AIM OF THE TASK
Copy each line holding the string "monde".
-- START OF ITEMS --
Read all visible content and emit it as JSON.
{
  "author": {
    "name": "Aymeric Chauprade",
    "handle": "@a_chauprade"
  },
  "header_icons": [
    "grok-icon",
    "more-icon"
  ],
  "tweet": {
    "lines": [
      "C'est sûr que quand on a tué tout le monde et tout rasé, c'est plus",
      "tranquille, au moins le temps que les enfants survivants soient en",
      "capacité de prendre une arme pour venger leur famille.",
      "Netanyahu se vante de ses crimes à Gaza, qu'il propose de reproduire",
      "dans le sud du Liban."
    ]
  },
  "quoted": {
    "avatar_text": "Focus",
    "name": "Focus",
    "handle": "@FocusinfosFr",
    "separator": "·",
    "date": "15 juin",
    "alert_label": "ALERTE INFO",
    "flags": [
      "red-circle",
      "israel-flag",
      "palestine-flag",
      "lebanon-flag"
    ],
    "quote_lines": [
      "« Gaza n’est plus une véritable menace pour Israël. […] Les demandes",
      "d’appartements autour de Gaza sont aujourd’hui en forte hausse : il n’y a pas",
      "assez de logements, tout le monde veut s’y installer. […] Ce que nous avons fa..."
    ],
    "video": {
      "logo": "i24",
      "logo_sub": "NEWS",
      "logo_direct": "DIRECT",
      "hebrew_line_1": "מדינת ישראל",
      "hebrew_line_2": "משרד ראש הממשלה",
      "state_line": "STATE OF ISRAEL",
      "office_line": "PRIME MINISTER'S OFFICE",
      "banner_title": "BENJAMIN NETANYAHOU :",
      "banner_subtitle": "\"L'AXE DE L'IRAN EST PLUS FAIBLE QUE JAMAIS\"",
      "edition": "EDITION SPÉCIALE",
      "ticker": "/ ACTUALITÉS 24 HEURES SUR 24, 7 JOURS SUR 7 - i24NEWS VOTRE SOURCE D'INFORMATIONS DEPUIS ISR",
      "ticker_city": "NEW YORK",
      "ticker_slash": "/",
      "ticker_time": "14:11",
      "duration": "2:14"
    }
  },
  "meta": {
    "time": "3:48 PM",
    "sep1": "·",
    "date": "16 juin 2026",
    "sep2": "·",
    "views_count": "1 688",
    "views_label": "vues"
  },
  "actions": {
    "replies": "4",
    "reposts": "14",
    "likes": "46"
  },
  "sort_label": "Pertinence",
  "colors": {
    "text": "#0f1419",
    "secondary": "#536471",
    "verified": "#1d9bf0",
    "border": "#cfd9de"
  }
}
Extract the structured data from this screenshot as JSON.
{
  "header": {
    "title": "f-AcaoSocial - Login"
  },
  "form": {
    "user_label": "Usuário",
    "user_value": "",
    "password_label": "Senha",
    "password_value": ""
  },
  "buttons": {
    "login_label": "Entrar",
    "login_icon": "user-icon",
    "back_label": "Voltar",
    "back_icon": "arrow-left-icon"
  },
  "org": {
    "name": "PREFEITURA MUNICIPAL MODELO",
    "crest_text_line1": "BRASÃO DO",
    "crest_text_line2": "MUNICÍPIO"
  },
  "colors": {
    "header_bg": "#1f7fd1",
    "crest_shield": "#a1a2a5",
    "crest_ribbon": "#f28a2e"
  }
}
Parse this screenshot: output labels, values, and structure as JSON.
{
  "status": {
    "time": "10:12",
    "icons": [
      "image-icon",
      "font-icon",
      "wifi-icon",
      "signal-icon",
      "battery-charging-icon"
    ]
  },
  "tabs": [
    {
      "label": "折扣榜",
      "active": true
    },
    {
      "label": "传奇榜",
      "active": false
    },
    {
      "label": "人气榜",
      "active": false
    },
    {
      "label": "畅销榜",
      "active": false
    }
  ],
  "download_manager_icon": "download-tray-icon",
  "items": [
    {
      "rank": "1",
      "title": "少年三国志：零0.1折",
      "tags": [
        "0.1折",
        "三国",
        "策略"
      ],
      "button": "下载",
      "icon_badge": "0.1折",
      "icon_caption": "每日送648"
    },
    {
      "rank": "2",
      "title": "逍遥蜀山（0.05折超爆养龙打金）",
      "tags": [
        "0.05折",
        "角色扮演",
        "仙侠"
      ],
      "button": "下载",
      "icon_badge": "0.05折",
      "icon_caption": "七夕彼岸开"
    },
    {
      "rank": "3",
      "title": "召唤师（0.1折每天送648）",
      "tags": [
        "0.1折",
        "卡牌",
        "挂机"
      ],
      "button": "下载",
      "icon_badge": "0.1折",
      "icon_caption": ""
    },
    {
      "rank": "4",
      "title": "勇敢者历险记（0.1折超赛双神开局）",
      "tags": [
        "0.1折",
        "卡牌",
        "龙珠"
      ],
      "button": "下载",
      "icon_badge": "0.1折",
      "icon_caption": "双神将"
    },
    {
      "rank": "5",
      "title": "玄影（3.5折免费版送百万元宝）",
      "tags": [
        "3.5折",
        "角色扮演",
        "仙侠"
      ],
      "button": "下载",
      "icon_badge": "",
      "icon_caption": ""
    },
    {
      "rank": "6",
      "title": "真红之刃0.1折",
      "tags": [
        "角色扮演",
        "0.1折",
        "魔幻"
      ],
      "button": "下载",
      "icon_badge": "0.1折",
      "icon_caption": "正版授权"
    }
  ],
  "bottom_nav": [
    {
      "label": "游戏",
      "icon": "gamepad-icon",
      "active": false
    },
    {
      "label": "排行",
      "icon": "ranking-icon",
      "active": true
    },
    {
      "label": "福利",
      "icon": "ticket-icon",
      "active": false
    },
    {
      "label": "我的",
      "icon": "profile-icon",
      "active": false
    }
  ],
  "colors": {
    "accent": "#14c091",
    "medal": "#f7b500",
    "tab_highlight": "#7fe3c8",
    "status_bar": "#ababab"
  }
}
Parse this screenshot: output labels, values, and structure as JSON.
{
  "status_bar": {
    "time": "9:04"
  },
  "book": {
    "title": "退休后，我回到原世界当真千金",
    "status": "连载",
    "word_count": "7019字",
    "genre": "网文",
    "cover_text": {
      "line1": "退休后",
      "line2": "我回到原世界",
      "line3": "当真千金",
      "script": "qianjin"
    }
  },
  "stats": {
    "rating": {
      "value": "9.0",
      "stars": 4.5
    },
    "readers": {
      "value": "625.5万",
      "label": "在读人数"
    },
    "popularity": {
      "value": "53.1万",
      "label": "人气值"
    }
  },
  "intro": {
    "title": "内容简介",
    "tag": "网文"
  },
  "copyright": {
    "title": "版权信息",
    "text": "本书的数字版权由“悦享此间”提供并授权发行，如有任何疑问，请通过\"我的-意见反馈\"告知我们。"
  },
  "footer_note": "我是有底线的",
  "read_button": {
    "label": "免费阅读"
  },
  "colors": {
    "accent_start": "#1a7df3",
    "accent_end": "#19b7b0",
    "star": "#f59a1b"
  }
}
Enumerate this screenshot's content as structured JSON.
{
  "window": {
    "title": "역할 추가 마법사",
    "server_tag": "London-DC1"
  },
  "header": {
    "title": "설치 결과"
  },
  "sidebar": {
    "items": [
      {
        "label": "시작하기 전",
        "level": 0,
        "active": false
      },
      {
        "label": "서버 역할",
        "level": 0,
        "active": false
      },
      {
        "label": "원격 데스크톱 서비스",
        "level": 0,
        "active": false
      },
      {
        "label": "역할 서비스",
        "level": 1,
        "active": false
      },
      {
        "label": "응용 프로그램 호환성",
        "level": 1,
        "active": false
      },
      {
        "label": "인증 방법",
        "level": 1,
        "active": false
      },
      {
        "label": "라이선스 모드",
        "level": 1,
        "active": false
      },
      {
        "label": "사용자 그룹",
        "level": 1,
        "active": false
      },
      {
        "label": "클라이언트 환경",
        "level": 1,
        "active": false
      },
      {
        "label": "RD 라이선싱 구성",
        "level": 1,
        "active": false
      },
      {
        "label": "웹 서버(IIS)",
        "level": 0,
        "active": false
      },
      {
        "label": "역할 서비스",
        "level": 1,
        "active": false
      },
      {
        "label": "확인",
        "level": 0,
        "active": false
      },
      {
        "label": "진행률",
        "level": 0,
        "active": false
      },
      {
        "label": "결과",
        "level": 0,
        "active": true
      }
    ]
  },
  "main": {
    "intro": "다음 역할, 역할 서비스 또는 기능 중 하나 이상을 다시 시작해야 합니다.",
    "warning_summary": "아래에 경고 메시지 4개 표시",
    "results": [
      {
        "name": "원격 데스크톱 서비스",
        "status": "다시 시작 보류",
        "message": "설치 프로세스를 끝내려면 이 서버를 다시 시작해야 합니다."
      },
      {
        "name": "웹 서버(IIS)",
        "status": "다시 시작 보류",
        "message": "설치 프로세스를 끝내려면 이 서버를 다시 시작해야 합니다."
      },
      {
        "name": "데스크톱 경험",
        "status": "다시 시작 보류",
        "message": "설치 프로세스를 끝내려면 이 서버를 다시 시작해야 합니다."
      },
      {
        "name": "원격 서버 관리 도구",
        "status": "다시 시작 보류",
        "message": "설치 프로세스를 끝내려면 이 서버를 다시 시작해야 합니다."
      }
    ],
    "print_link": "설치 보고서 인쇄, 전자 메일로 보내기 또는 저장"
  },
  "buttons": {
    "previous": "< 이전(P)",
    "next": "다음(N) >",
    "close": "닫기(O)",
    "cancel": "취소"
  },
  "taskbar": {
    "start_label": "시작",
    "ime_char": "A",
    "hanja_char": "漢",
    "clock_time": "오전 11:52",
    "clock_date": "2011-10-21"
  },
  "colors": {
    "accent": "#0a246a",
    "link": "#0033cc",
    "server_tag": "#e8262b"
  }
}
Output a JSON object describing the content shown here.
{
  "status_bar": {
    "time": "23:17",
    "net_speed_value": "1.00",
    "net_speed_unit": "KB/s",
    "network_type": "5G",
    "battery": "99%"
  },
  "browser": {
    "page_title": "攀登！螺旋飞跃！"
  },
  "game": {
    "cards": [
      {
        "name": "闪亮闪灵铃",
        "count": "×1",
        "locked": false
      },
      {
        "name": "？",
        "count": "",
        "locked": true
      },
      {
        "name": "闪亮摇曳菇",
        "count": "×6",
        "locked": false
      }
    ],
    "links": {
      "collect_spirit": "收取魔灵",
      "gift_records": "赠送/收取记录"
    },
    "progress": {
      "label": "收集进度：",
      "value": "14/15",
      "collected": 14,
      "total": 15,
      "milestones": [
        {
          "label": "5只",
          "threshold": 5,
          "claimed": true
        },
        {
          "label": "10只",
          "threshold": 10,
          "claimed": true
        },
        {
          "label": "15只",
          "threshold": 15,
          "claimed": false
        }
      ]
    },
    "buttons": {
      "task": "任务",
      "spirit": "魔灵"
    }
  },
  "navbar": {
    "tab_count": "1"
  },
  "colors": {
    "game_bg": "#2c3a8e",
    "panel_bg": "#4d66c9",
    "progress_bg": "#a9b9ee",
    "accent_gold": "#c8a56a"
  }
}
-- END OF ITEMS --
ANSWER FOR THIS EXERCISE
      "C'est sûr que quand on a tué tout le monde et tout rasé, c'est plus",
      "assez de logements, tout le monde veut s’y installer. […] Ce que nous avons fa..."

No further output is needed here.